What you need to do =
Print every entry word for word, but omit the pictures.
━━━━━ Listed entries ━━━━━
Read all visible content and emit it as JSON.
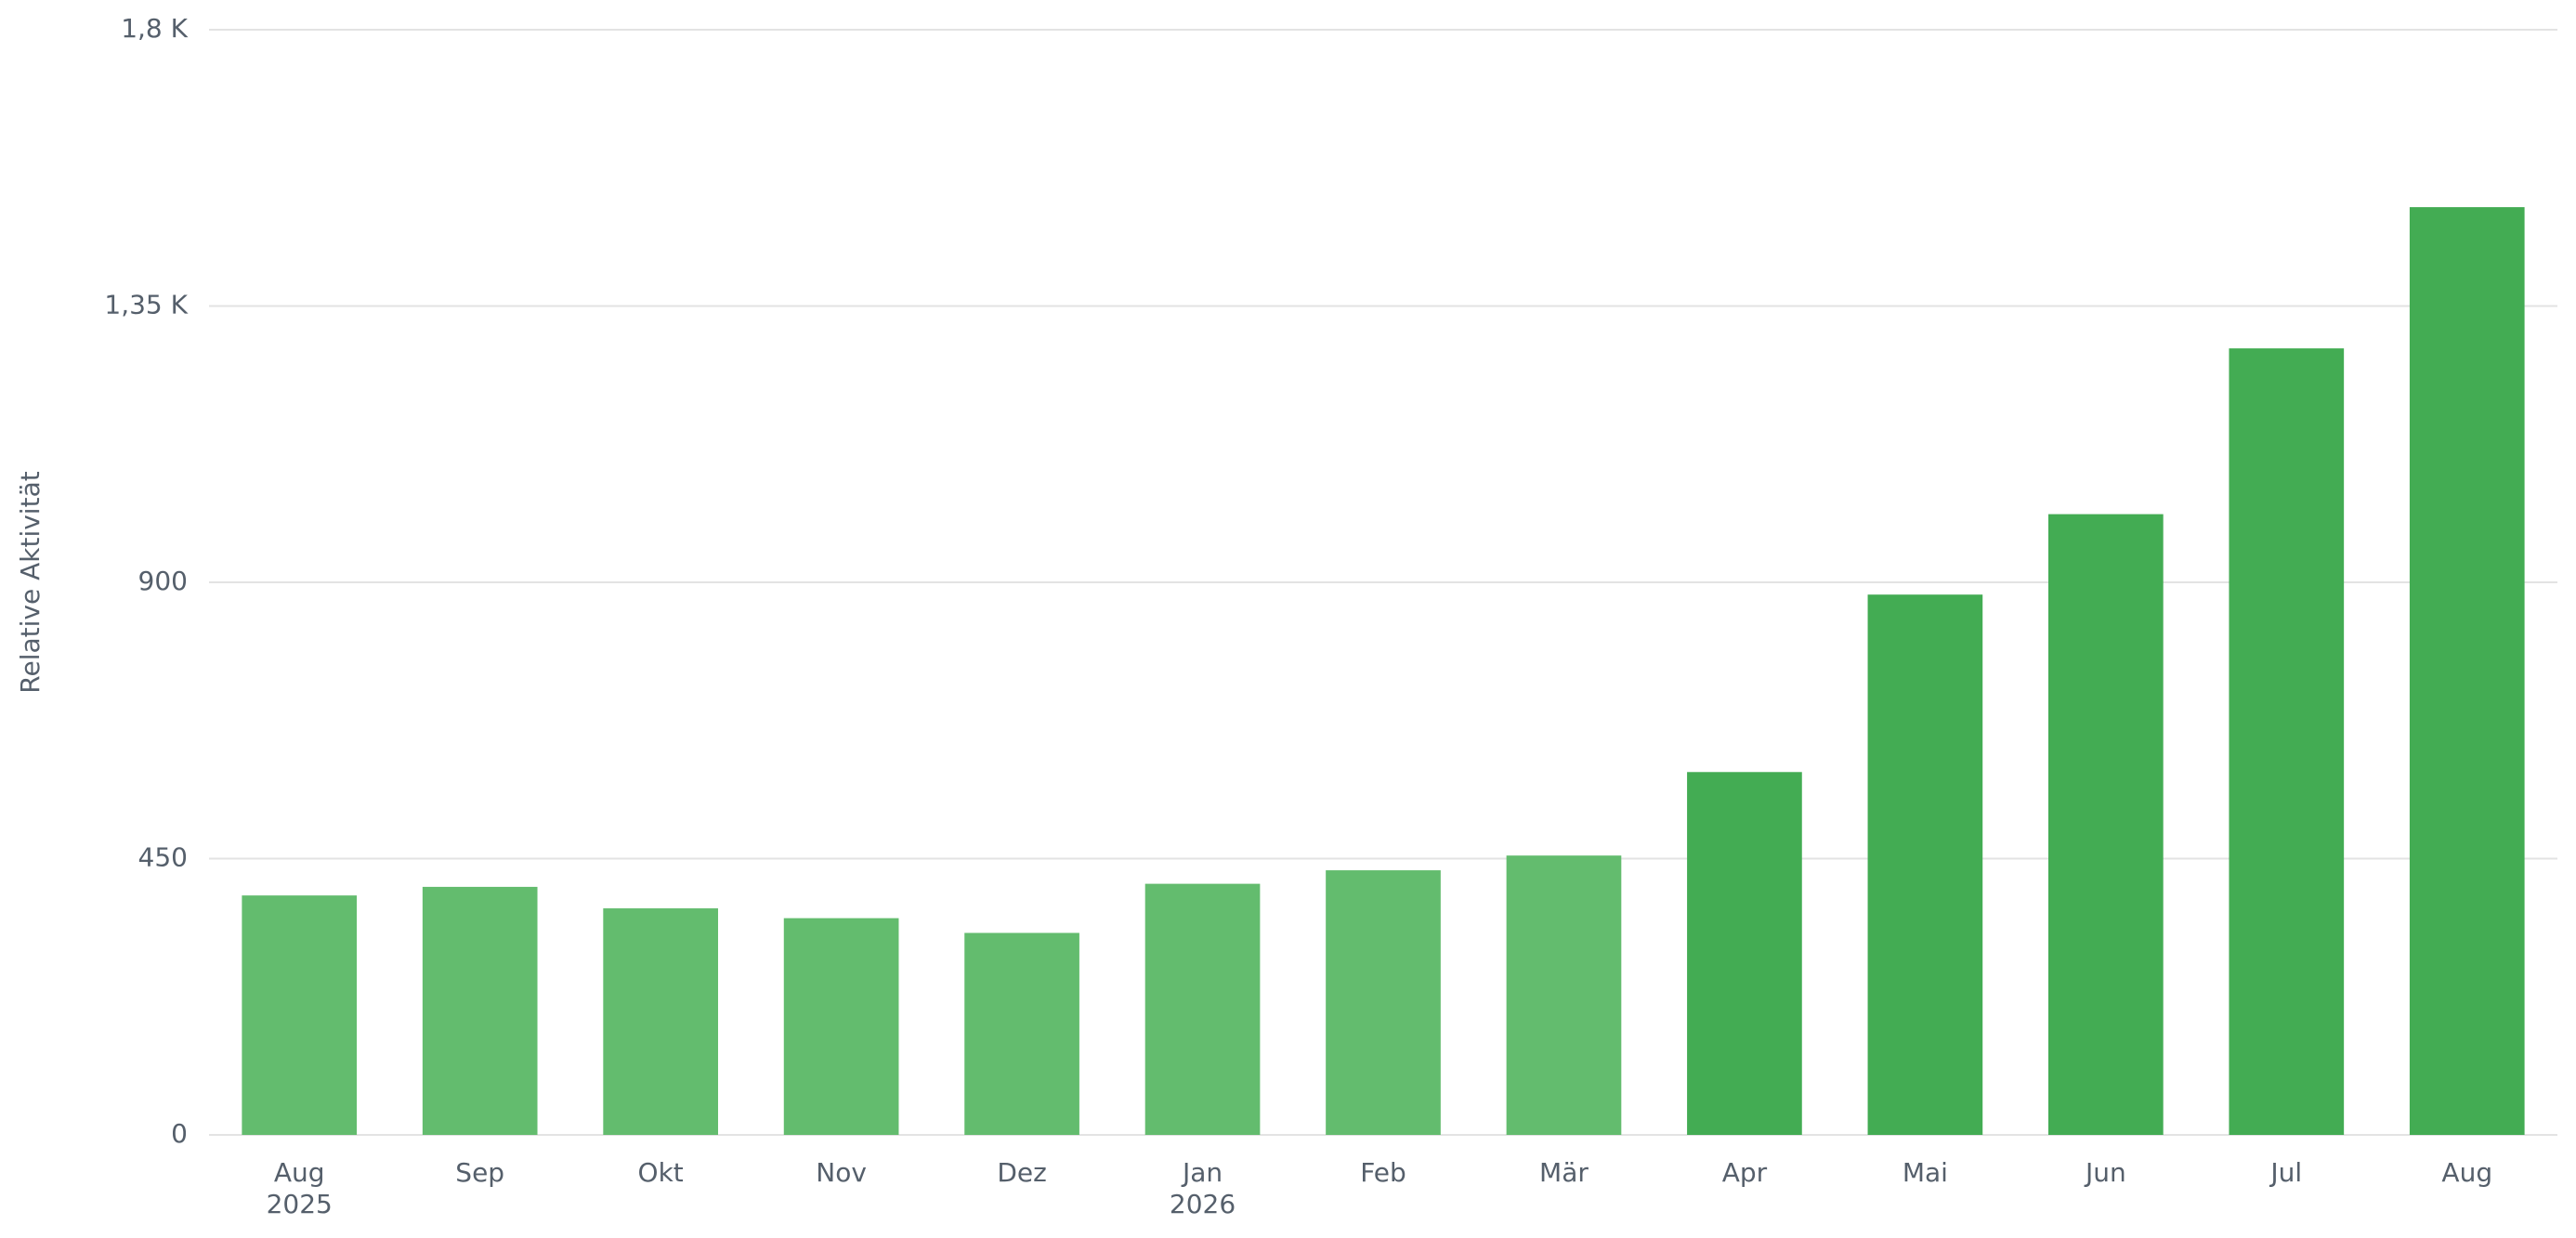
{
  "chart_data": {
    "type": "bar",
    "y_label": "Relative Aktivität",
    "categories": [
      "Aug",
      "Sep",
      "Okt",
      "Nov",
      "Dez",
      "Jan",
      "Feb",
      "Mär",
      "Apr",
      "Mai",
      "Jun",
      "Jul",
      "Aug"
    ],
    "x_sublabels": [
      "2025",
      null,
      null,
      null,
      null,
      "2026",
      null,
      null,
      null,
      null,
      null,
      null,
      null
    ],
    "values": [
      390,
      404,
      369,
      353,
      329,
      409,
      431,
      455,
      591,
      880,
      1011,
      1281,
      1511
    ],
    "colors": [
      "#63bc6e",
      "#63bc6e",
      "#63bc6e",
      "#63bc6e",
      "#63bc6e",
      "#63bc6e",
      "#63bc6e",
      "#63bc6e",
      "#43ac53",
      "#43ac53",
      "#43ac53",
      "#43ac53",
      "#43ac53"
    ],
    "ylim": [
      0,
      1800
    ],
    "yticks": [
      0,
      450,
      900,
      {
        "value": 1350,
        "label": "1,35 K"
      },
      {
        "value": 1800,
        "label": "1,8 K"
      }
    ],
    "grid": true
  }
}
━━━━━
Result of this task =
Read all visible content and emit it as JSON.
{
  "chart_data": {
    "type": "bar",
    "y_label": "Relative Aktivität",
    "categories": [
      "Aug",
      "Sep",
      "Okt",
      "Nov",
      "Dez",
      "Jan",
      "Feb",
      "Mär",
      "Apr",
      "Mai",
      "Jun",
      "Jul",
      "Aug"
    ],
    "x_sublabels": [
      "2025",
      null,
      null,
      null,
      null,
      "2026",
      null,
      null,
      null,
      null,
      null,
      null,
      null
    ],
    "values": [
      390,
      404,
      369,
      353,
      329,
      409,
      431,
      455,
      591,
      880,
      1011,
      1281,
      1511
    ],
    "colors": [
      "#63bc6e",
      "#63bc6e",
      "#63bc6e",
      "#63bc6e",
      "#63bc6e",
      "#63bc6e",
      "#63bc6e",
      "#63bc6e",
      "#43ac53",
      "#43ac53",
      "#43ac53",
      "#43ac53",
      "#43ac53"
    ],
    "ylim": [
      0,
      1800
    ],
    "yticks": [
      0,
      450,
      900,
      {
        "value": 1350,
        "label": "1,35 K"
      },
      {
        "value": 1800,
        "label": "1,8 K"
      }
    ],
    "grid": true
  }
}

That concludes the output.